### [Task details]
List every line below containing "Speed".

(Entries from a dataset)
◇ ◇ ◇

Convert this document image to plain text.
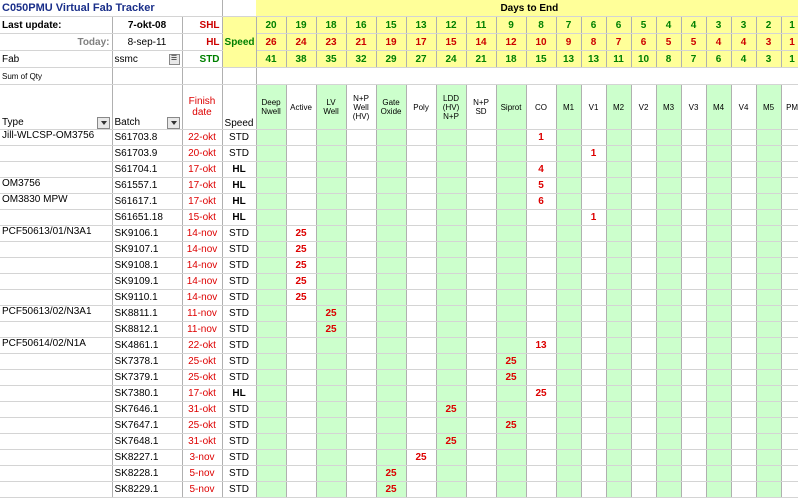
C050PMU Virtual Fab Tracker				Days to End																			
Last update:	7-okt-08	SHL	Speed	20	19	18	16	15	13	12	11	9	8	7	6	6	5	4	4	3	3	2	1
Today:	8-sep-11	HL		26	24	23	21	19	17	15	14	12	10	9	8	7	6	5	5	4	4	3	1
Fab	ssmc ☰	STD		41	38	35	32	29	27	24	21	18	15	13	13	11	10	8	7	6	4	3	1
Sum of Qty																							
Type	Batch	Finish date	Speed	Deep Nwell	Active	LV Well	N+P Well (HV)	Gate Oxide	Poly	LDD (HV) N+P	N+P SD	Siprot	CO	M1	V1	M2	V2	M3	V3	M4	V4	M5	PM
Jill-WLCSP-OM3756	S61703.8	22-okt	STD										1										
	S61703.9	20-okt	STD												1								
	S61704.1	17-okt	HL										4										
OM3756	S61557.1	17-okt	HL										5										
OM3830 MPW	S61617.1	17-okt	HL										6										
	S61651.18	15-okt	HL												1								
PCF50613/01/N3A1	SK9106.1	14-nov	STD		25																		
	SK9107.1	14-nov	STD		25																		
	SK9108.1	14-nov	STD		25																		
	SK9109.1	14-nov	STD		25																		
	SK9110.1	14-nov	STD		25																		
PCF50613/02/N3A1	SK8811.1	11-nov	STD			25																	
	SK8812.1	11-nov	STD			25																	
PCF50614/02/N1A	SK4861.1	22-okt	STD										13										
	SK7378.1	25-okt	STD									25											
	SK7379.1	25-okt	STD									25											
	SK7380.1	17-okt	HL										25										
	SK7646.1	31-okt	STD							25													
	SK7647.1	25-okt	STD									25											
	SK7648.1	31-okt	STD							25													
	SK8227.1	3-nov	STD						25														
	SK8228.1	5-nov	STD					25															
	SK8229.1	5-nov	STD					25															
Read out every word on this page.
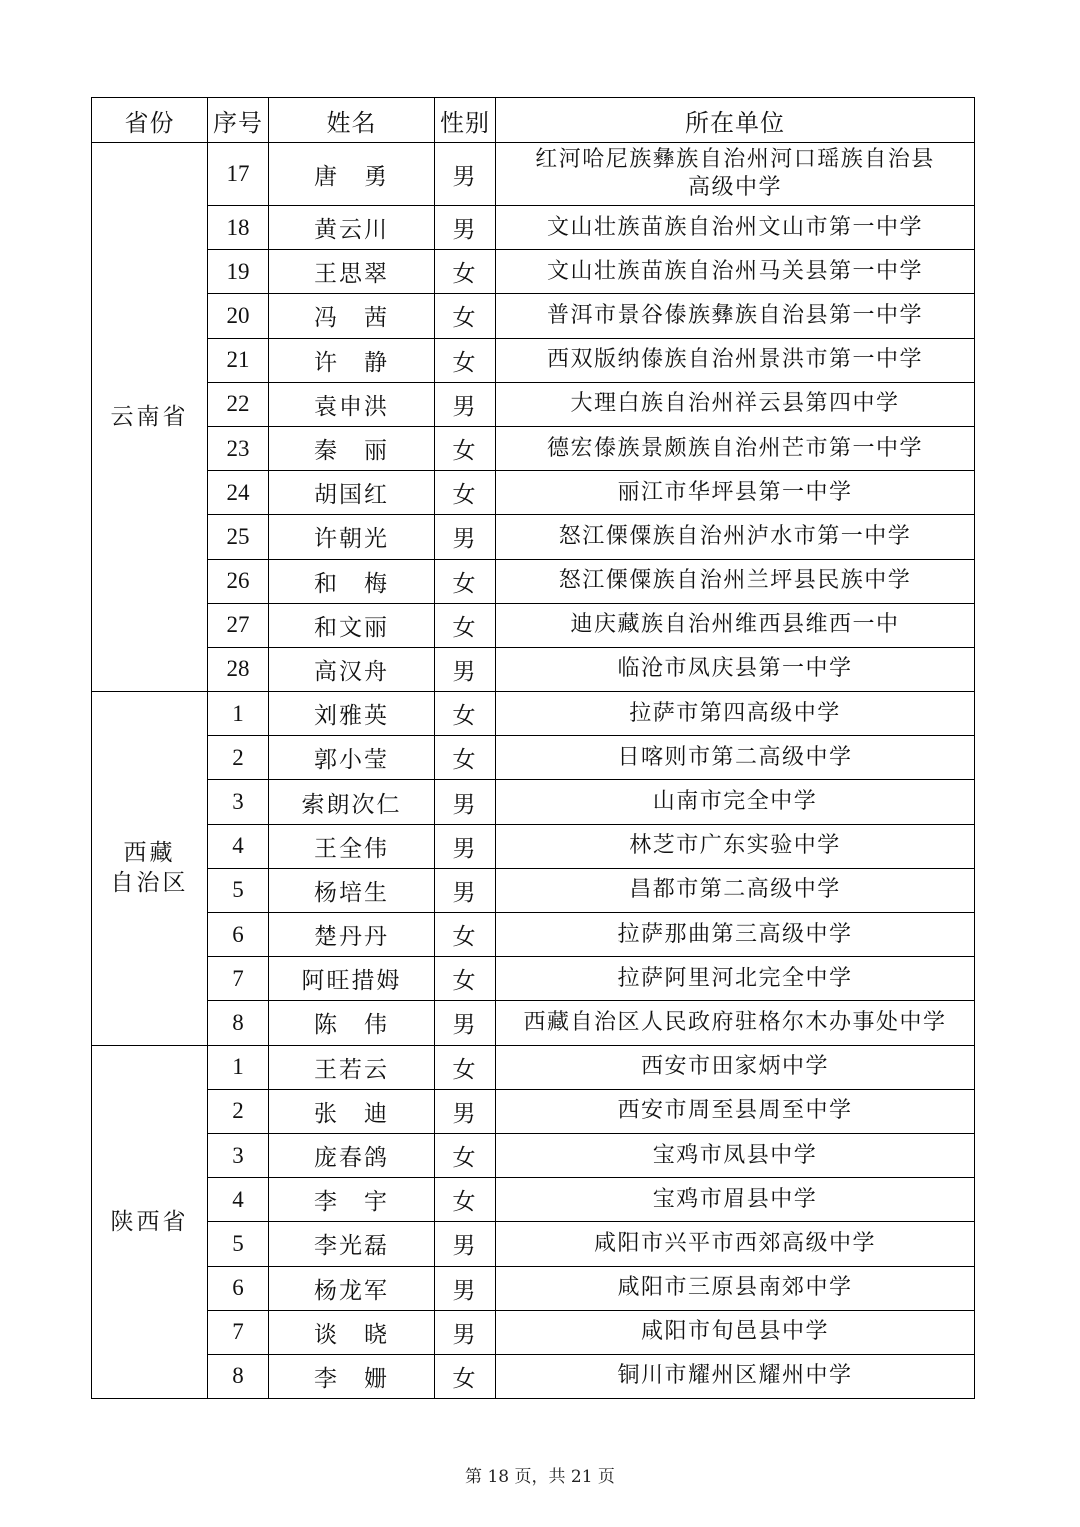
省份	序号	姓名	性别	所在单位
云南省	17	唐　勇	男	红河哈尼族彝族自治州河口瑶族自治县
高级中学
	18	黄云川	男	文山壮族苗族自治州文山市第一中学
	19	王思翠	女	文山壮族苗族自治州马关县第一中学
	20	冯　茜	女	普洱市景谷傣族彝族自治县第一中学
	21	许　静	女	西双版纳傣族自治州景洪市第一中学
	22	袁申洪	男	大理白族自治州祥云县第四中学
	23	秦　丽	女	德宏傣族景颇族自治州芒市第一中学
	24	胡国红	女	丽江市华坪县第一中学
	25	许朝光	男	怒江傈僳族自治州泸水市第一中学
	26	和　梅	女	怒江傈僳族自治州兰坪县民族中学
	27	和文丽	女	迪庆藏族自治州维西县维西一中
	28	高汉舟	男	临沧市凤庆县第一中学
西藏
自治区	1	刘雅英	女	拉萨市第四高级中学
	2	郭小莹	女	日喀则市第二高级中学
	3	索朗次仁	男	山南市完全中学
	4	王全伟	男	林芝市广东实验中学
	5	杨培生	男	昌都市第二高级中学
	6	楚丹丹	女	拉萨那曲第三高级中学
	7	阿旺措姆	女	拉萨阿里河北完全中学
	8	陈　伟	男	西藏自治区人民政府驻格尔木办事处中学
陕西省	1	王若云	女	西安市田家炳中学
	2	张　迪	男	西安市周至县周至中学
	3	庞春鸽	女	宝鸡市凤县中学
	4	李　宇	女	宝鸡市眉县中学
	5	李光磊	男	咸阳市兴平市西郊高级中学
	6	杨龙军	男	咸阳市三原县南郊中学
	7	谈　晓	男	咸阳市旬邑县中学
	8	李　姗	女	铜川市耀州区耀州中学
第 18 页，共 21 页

◇ ◇ ◇

### [Exercise answer]
Last update:	7-okt-08	SHL	Speed	20	19	18	16	15	13	12	11	9	8	7	6	6	5	4	4	3	3	2	1
Type	Batch	Finish date	Speed	Deep Nwell	Active	LV Well	N+P Well (HV)	Gate Oxide	Poly	LDD (HV) N+P	N+P SD	Siprot	CO	M1	V1	M2	V2	M3	V3	M4	V4	M5	PM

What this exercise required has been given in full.